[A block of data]
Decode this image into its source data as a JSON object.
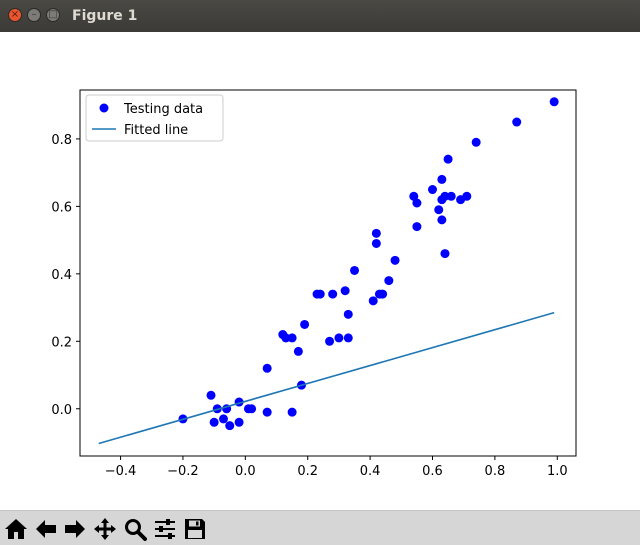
{
  "window": {
    "title": "Figure 1",
    "close_glyph": "×",
    "minimize_glyph": "–",
    "maximize_glyph": "□"
  },
  "toolbar": {
    "buttons": [
      {
        "name": "home-button",
        "icon": "home-icon"
      },
      {
        "name": "back-button",
        "icon": "arrow-left-icon"
      },
      {
        "name": "forward-button",
        "icon": "arrow-right-icon"
      },
      {
        "name": "pan-button",
        "icon": "move-icon"
      },
      {
        "name": "zoom-button",
        "icon": "magnifier-icon"
      },
      {
        "name": "subplots-button",
        "icon": "sliders-icon"
      },
      {
        "name": "save-button",
        "icon": "floppy-icon"
      }
    ]
  },
  "chart_data": {
    "type": "scatter",
    "title": "",
    "xlabel": "",
    "ylabel": "",
    "xlim": [
      -0.53,
      1.06
    ],
    "ylim": [
      -0.14,
      0.945
    ],
    "xticks": [
      -0.4,
      -0.2,
      0.0,
      0.2,
      0.4,
      0.6,
      0.8,
      1.0
    ],
    "xtick_labels": [
      "−0.4",
      "−0.2",
      "0.0",
      "0.2",
      "0.4",
      "0.6",
      "0.8",
      "1.0"
    ],
    "yticks": [
      0.0,
      0.2,
      0.4,
      0.6,
      0.8
    ],
    "ytick_labels": [
      "0.0",
      "0.2",
      "0.4",
      "0.6",
      "0.8"
    ],
    "grid": false,
    "legend_position": "top-left",
    "series": [
      {
        "name": "Testing data",
        "kind": "scatter",
        "color": "#0000ff",
        "x": [
          -0.2,
          -0.11,
          -0.1,
          -0.09,
          -0.07,
          -0.06,
          -0.05,
          -0.02,
          -0.02,
          0.01,
          0.02,
          0.07,
          0.07,
          0.12,
          0.13,
          0.15,
          0.15,
          0.17,
          0.18,
          0.19,
          0.23,
          0.24,
          0.27,
          0.28,
          0.3,
          0.32,
          0.33,
          0.33,
          0.35,
          0.41,
          0.42,
          0.42,
          0.43,
          0.44,
          0.46,
          0.48,
          0.54,
          0.55,
          0.55,
          0.6,
          0.62,
          0.63,
          0.63,
          0.63,
          0.64,
          0.64,
          0.65,
          0.66,
          0.69,
          0.71,
          0.74,
          0.87,
          0.99
        ],
        "y": [
          -0.03,
          0.04,
          -0.04,
          0.0,
          -0.03,
          0.0,
          -0.05,
          0.02,
          -0.04,
          0.0,
          0.0,
          -0.01,
          0.12,
          0.22,
          0.21,
          -0.01,
          0.21,
          0.17,
          0.07,
          0.25,
          0.34,
          0.34,
          0.2,
          0.34,
          0.21,
          0.35,
          0.28,
          0.21,
          0.41,
          0.32,
          0.52,
          0.49,
          0.34,
          0.34,
          0.38,
          0.44,
          0.63,
          0.61,
          0.54,
          0.65,
          0.59,
          0.56,
          0.62,
          0.68,
          0.63,
          0.46,
          0.74,
          0.63,
          0.62,
          0.63,
          0.79,
          0.85,
          0.91
        ]
      },
      {
        "name": "Fitted line",
        "kind": "line",
        "color": "#1f77b4",
        "x": [
          -0.47,
          0.99
        ],
        "y": [
          -0.103,
          0.285
        ]
      }
    ]
  }
}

• _Your goal_: Reproduce each line exactly, please, except for any pictures.

• _Written solution_:
Decode this image into its source data as a JSON object.
{
  "window": {
    "title": "Figure 1",
    "close_glyph": "×",
    "minimize_glyph": "–",
    "maximize_glyph": "□"
  },
  "toolbar": {
    "buttons": [
      {
        "name": "home-button",
        "icon": "home-icon"
      },
      {
        "name": "back-button",
        "icon": "arrow-left-icon"
      },
      {
        "name": "forward-button",
        "icon": "arrow-right-icon"
      },
      {
        "name": "pan-button",
        "icon": "move-icon"
      },
      {
        "name": "zoom-button",
        "icon": "magnifier-icon"
      },
      {
        "name": "subplots-button",
        "icon": "sliders-icon"
      },
      {
        "name": "save-button",
        "icon": "floppy-icon"
      }
    ]
  },
  "chart_data": {
    "type": "scatter",
    "title": "",
    "xlabel": "",
    "ylabel": "",
    "xlim": [
      -0.53,
      1.06
    ],
    "ylim": [
      -0.14,
      0.945
    ],
    "xticks": [
      -0.4,
      -0.2,
      0.0,
      0.2,
      0.4,
      0.6,
      0.8,
      1.0
    ],
    "xtick_labels": [
      "−0.4",
      "−0.2",
      "0.0",
      "0.2",
      "0.4",
      "0.6",
      "0.8",
      "1.0"
    ],
    "yticks": [
      0.0,
      0.2,
      0.4,
      0.6,
      0.8
    ],
    "ytick_labels": [
      "0.0",
      "0.2",
      "0.4",
      "0.6",
      "0.8"
    ],
    "grid": false,
    "legend_position": "top-left",
    "series": [
      {
        "name": "Testing data",
        "kind": "scatter",
        "color": "#0000ff",
        "x": [
          -0.2,
          -0.11,
          -0.1,
          -0.09,
          -0.07,
          -0.06,
          -0.05,
          -0.02,
          -0.02,
          0.01,
          0.02,
          0.07,
          0.07,
          0.12,
          0.13,
          0.15,
          0.15,
          0.17,
          0.18,
          0.19,
          0.23,
          0.24,
          0.27,
          0.28,
          0.3,
          0.32,
          0.33,
          0.33,
          0.35,
          0.41,
          0.42,
          0.42,
          0.43,
          0.44,
          0.46,
          0.48,
          0.54,
          0.55,
          0.55,
          0.6,
          0.62,
          0.63,
          0.63,
          0.63,
          0.64,
          0.64,
          0.65,
          0.66,
          0.69,
          0.71,
          0.74,
          0.87,
          0.99
        ],
        "y": [
          -0.03,
          0.04,
          -0.04,
          0.0,
          -0.03,
          0.0,
          -0.05,
          0.02,
          -0.04,
          0.0,
          0.0,
          -0.01,
          0.12,
          0.22,
          0.21,
          -0.01,
          0.21,
          0.17,
          0.07,
          0.25,
          0.34,
          0.34,
          0.2,
          0.34,
          0.21,
          0.35,
          0.28,
          0.21,
          0.41,
          0.32,
          0.52,
          0.49,
          0.34,
          0.34,
          0.38,
          0.44,
          0.63,
          0.61,
          0.54,
          0.65,
          0.59,
          0.56,
          0.62,
          0.68,
          0.63,
          0.46,
          0.74,
          0.63,
          0.62,
          0.63,
          0.79,
          0.85,
          0.91
        ]
      },
      {
        "name": "Fitted line",
        "kind": "line",
        "color": "#1f77b4",
        "x": [
          -0.47,
          0.99
        ],
        "y": [
          -0.103,
          0.285
        ]
      }
    ]
  }
}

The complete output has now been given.